Repeat every line exactly, keeping the pictures out of the copy.

* _RECORDS PROVIDED_:

╔══

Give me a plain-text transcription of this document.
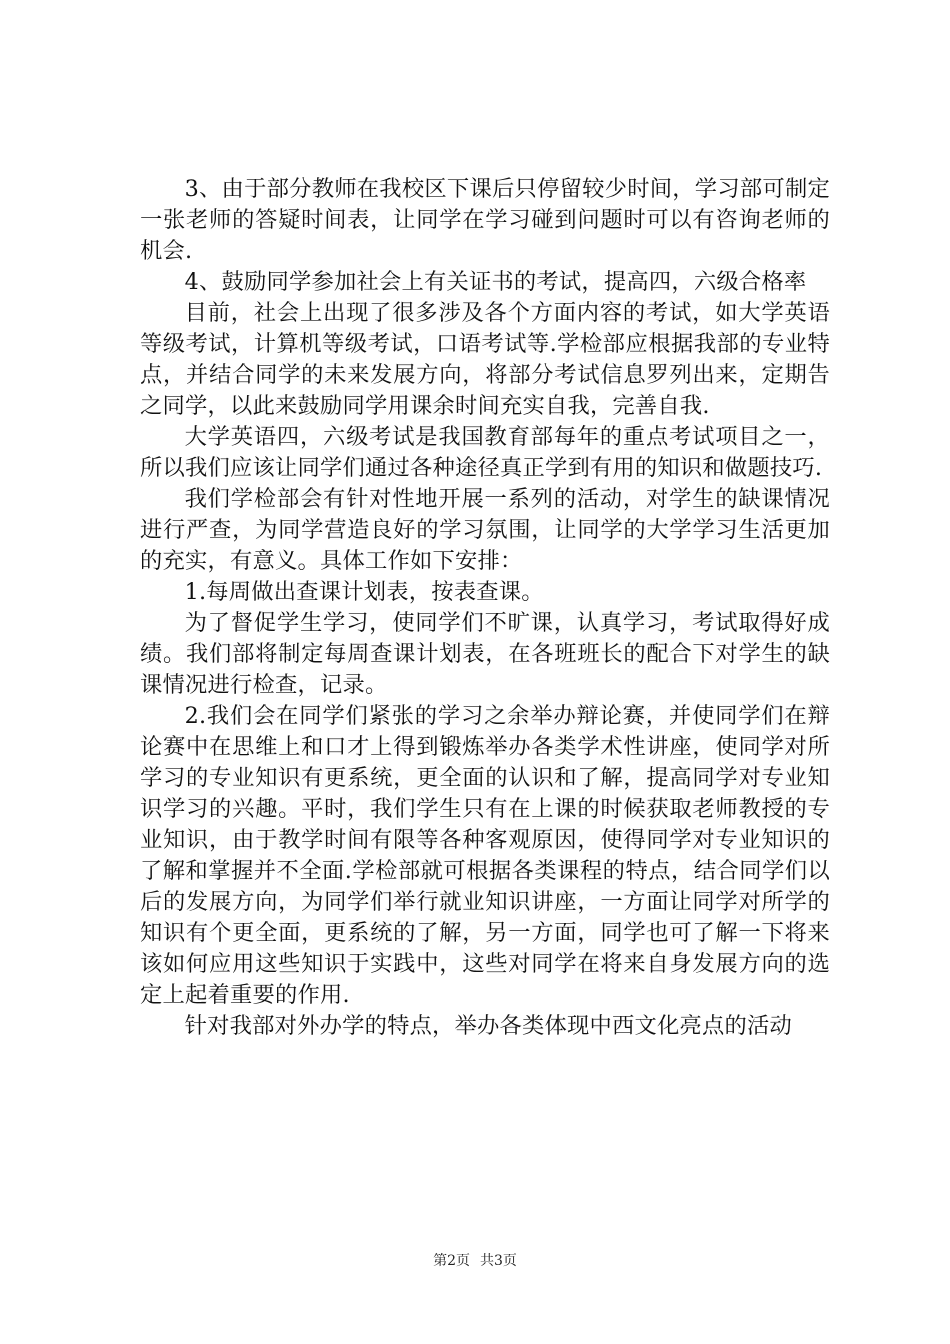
3、由于部分教师在我校区下课后只停留较少时间，学习部可制定一张老师的答疑时间表，让同学在学习碰到问题时可以有咨询老师的机会.

4、鼓励同学参加社会上有关证书的考试，提高四，六级合格率

目前，社会上出现了很多涉及各个方面内容的考试，如大学英语等级考试，计算机等级考试，口语考试等.学检部应根据我部的专业特点，并结合同学的未来发展方向，将部分考试信息罗列出来，定期告之同学，以此来鼓励同学用课余时间充实自我，完善自我.

大学英语四，六级考试是我国教育部每年的重点考试项目之一，所以我们应该让同学们通过各种途径真正学到有用的知识和做题技巧.

我们学检部会有针对性地开展一系列的活动，对学生的缺课情况进行严查，为同学营造良好的学习氛围，让同学的大学学习生活更加的充实，有意义。具体工作如下安排：

1.每周做出查课计划表，按表查课。

为了督促学生学习，使同学们不旷课，认真学习，考试取得好成绩。我们部将制定每周查课计划表，在各班班长的配合下对学生的缺课情况进行检查，记录。

2.我们会在同学们紧张的学习之余举办辩论赛，并使同学们在辩论赛中在思维上和口才上得到锻炼举办各类学术性讲座，使同学对所学习的专业知识有更系统，更全面的认识和了解，提高同学对专业知识学习的兴趣。平时，我们学生只有在上课的时候获取老师教授的专业知识，由于教学时间有限等各种客观原因，使得同学对专业知识的了解和掌握并不全面.学检部就可根据各类课程的特点，结合同学们以后的发展方向，为同学们举行就业知识讲座，一方面让同学对所学的知识有个更全面，更系统的了解，另一方面，同学也可了解一下将来该如何应用这些知识于实践中，这些对同学在将来自身发展方向的选定上起着重要的作用.

针对我部对外办学的特点，举办各类体现中西文化亮点的活动

第2页 共3页
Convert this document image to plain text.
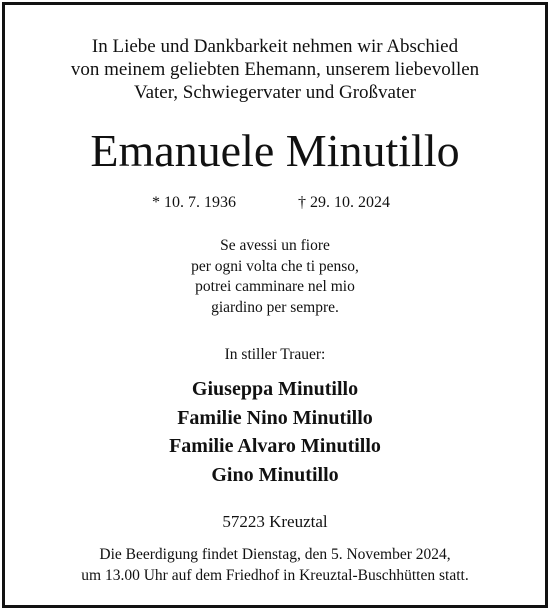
In Liebe und Dankbarkeit nehmen wir Abschied
von meinem geliebten Ehemann, unserem liebevollen
Vater, Schwiegervater und Großvater
Emanuele Minutillo
* 10. 7. 1936	† 29. 10. 2024
Se avessi un fiore
per ogni volta che ti penso,
potrei camminare nel mio
giardino per sempre.
In stiller Trauer:
Giuseppa Minutillo
Familie Nino Minutillo
Familie Alvaro Minutillo
Gino Minutillo
57223 Kreuztal
Die Beerdigung findet Dienstag, den 5. November 2024,
um 13.00 Uhr auf dem Friedhof in Kreuztal-Buschhütten statt.
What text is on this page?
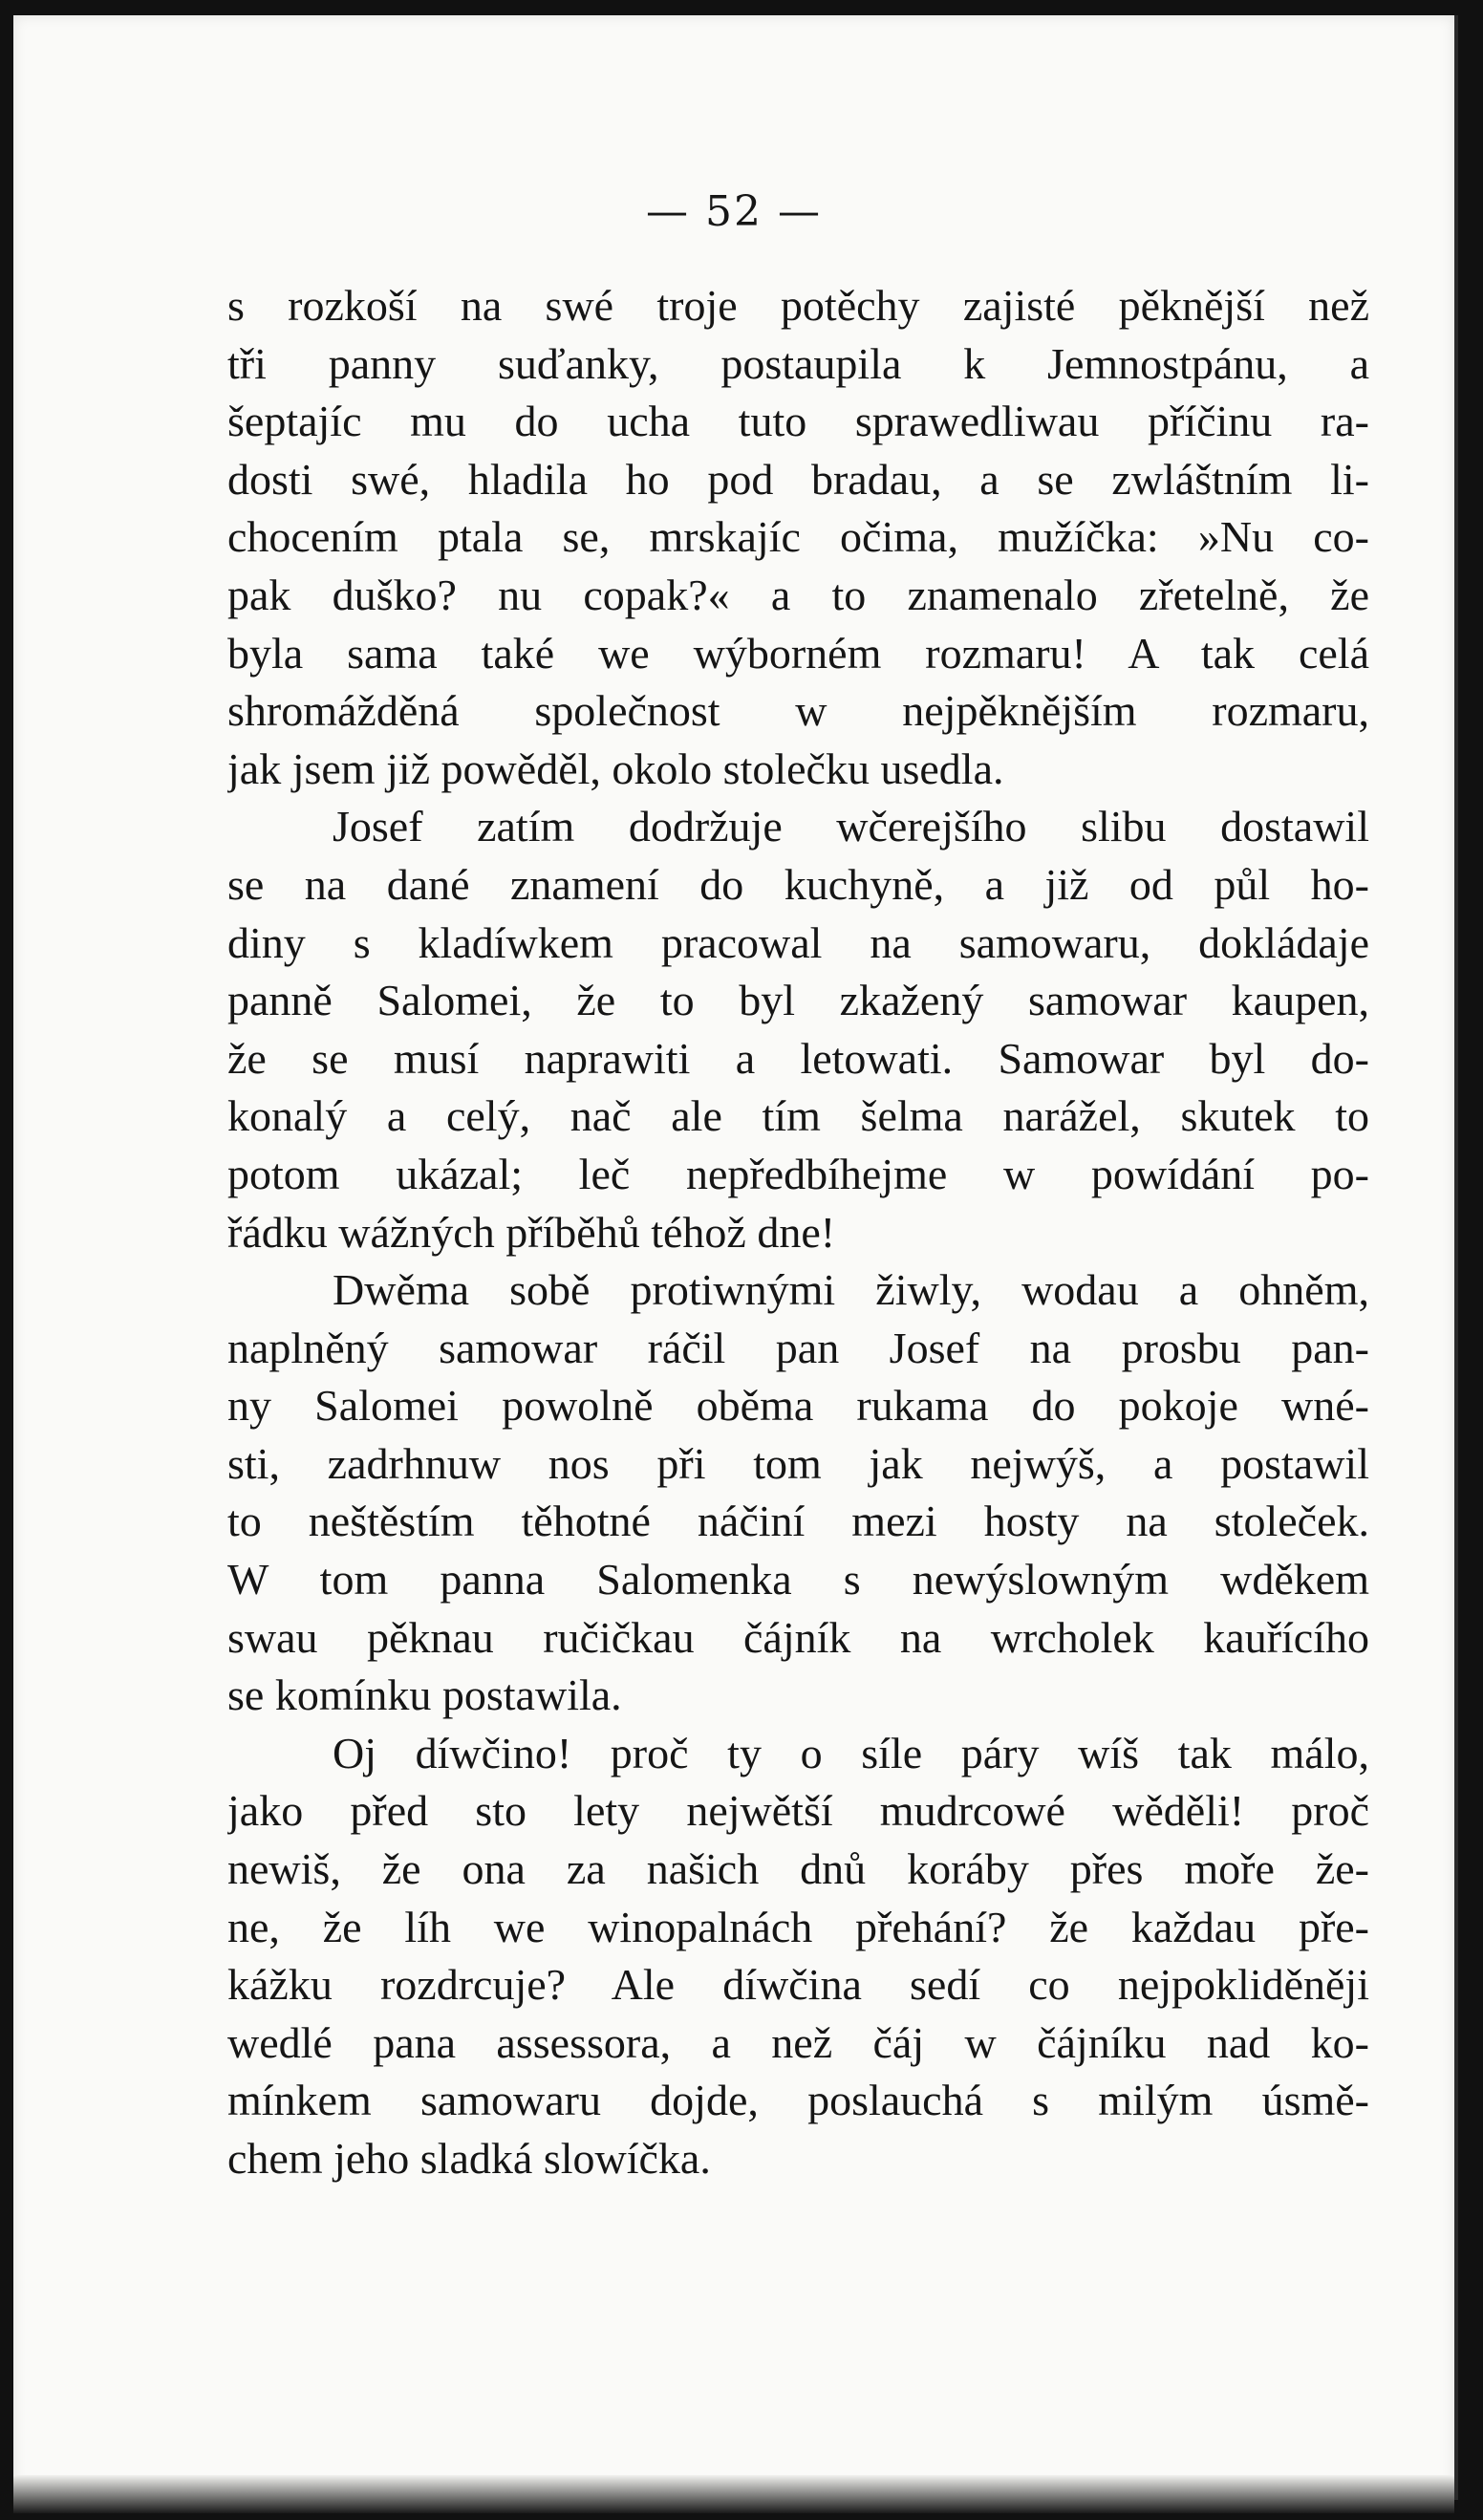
— 52 —
s rozkoší na swé troje potěchy zajisté pěknější než
tři panny suďanky, postaupila k Jemnostpánu, a
šeptajíc mu do ucha tuto sprawedliwau příčinu ra-
dosti swé, hladila ho pod bradau, a se zwláštním li-
chocením ptala se, mrskajíc očima, mužíčka: »Nu co-
pak duško? nu copak?« a to znamenalo zřetelně, že
byla sama také we wýborném rozmaru! A tak celá
shromážděná společnost w nejpěknějším rozmaru,
jak jsem již powěděl, okolo stolečku usedla.
Josef zatím dodržuje wčerejšího slibu dostawil
se na dané znamení do kuchyně, a již od půl ho-
diny s kladíwkem pracowal na samowaru, dokládaje
panně Salomei, že to byl zkažený samowar kaupen,
že se musí naprawiti a letowati. Samowar byl do-
konalý a celý, nač ale tím šelma narážel, skutek to
potom ukázal; leč nepředbíhejme w powídání po-
řádku wážných příběhů téhož dne!
Dwěma sobě protiwnými žiwly, wodau a ohněm,
naplněný samowar ráčil pan Josef na prosbu pan-
ny Salomei powolně oběma rukama do pokoje wné-
sti, zadrhnuw nos při tom jak nejwýš, a postawil
to neštěstím těhotné náčiní mezi hosty na stoleček.
W tom panna Salomenka s newýslowným wděkem
swau pěknau ručičkau čájník na wrcholek kauřícího
se komínku postawila.
Oj díwčino! proč ty o síle páry wíš tak málo,
jako před sto lety nejwětší mudrcowé wěděli! proč
newiš, že ona za našich dnů koráby přes moře že-
ne, že líh we winopalnách přehání? že každau pře-
kážku rozdrcuje? Ale díwčina sedí co nejpokliděněji
wedlé pana assessora, a než čáj w čájníku nad ko-
mínkem samowaru dojde, poslauchá s milým úsmě-
chem jeho sladká slowíčka.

╚══

* _COMPLETED EXERCISE_:
Give me a plain-text transcription of this document.
3、由于部分教师在我校区下课后只停留较少时间，学习部可制定一张老师的答疑时间表，让同学在学习碰到问题时可以有咨询老师的机会.

4、鼓励同学参加社会上有关证书的考试，提高四，六级合格率

目前，社会上出现了很多涉及各个方面内容的考试，如大学英语等级考试，计算机等级考试，口语考试等.学检部应根据我部的专业特点，并结合同学的未来发展方向，将部分考试信息罗列出来，定期告之同学，以此来鼓励同学用课余时间充实自我，完善自我.

大学英语四，六级考试是我国教育部每年的重点考试项目之一，所以我们应该让同学们通过各种途径真正学到有用的知识和做题技巧.

我们学检部会有针对性地开展一系列的活动，对学生的缺课情况进行严查，为同学营造良好的学习氛围，让同学的大学学习生活更加的充实，有意义。具体工作如下安排：

1.每周做出查课计划表，按表查课。

为了督促学生学习，使同学们不旷课，认真学习，考试取得好成绩。我们部将制定每周查课计划表，在各班班长的配合下对学生的缺课情况进行检查，记录。

2.我们会在同学们紧张的学习之余举办辩论赛，并使同学们在辩论赛中在思维上和口才上得到锻炼举办各类学术性讲座，使同学对所学习的专业知识有更系统，更全面的认识和了解，提高同学对专业知识学习的兴趣。平时，我们学生只有在上课的时候获取老师教授的专业知识，由于教学时间有限等各种客观原因，使得同学对专业知识的了解和掌握并不全面.学检部就可根据各类课程的特点，结合同学们以后的发展方向，为同学们举行就业知识讲座，一方面让同学对所学的知识有个更全面，更系统的了解，另一方面，同学也可了解一下将来该如何应用这些知识于实践中，这些对同学在将来自身发展方向的选定上起着重要的作用.

针对我部对外办学的特点，举办各类体现中西文化亮点的活动

第2页 共3页
Convert this document image to plain text.
In Liebe und Dankbarkeit nehmen wir Abschied
von meinem geliebten Ehemann, unserem liebevollen
Vater, Schwiegervater und Großvater
Emanuele Minutillo
* 10. 7. 1936	† 29. 10. 2024
Se avessi un fiore
per ogni volta che ti penso,
potrei camminare nel mio
giardino per sempre.
In stiller Trauer:
Giuseppa Minutillo
Familie Nino Minutillo
Familie Alvaro Minutillo
Gino Minutillo
57223 Kreuztal
Die Beerdigung findet Dienstag, den 5. November 2024,
um 13.00 Uhr auf dem Friedhof in Kreuztal-Buschhütten statt.
What text is on this page?
— 52 —
s rozkoší na swé troje potěchy zajisté pěknější než
tři panny suďanky, postaupila k Jemnostpánu, a
šeptajíc mu do ucha tuto sprawedliwau příčinu ra-
dosti swé, hladila ho pod bradau, a se zwláštním li-
chocením ptala se, mrskajíc očima, mužíčka: »Nu co-
pak duško? nu copak?« a to znamenalo zřetelně, že
byla sama také we wýborném rozmaru! A tak celá
shromážděná společnost w nejpěknějším rozmaru,
jak jsem již powěděl, okolo stolečku usedla.
Josef zatím dodržuje wčerejšího slibu dostawil
se na dané znamení do kuchyně, a již od půl ho-
diny s kladíwkem pracowal na samowaru, dokládaje
panně Salomei, že to byl zkažený samowar kaupen,
že se musí naprawiti a letowati. Samowar byl do-
konalý a celý, nač ale tím šelma narážel, skutek to
potom ukázal; leč nepředbíhejme w powídání po-
řádku wážných příběhů téhož dne!
Dwěma sobě protiwnými žiwly, wodau a ohněm,
naplněný samowar ráčil pan Josef na prosbu pan-
ny Salomei powolně oběma rukama do pokoje wné-
sti, zadrhnuw nos při tom jak nejwýš, a postawil
to neštěstím těhotné náčiní mezi hosty na stoleček.
W tom panna Salomenka s newýslowným wděkem
swau pěknau ručičkau čájník na wrcholek kauřícího
se komínku postawila.
Oj díwčino! proč ty o síle páry wíš tak málo,
jako před sto lety nejwětší mudrcowé wěděli! proč
newiš, že ona za našich dnů koráby přes moře že-
ne, že líh we winopalnách přehání? že každau pře-
kážku rozdrcuje? Ale díwčina sedí co nejpokliděněji
wedlé pana assessora, a než čáj w čájníku nad ko-
mínkem samowaru dojde, poslauchá s milým úsmě-
chem jeho sladká slowíčka.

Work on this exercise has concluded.